§ **WHAT TO PRODUCE**
Transcribe the entries below exactly.

** START OF EXERCISE INPUT **

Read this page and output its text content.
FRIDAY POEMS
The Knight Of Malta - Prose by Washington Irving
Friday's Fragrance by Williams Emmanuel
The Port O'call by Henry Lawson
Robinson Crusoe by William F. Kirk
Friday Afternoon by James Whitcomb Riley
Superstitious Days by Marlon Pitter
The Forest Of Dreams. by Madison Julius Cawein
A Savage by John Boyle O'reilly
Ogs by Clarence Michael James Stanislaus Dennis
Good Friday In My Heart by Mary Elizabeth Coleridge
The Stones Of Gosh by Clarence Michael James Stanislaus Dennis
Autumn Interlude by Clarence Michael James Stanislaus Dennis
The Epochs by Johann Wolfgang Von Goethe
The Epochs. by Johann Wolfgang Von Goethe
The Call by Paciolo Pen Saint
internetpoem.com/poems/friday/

** END OF EXERCISE INPUT **

§ **FINAL RESULT**
Read this page and output its text content.
FRIDAY POEMS
The Knight Of Malta - Prose by Washington Irving
Friday's Fragrance by Williams Emmanuel
The Port O'call by Henry Lawson
Robinson Crusoe by William F. Kirk
Friday Afternoon by James Whitcomb Riley
Superstitious Days by Marlon Pitter
The Forest Of Dreams. by Madison Julius Cawein
A Savage by John Boyle O'reilly
Ogs by Clarence Michael James Stanislaus Dennis
Good Friday In My Heart by Mary Elizabeth Coleridge
The Stones Of Gosh by Clarence Michael James Stanislaus Dennis
Autumn Interlude by Clarence Michael James Stanislaus Dennis
The Epochs by Johann Wolfgang Von Goethe
The Epochs. by Johann Wolfgang Von Goethe
The Call by Paciolo Pen Saint
internetpoem.com/poems/friday/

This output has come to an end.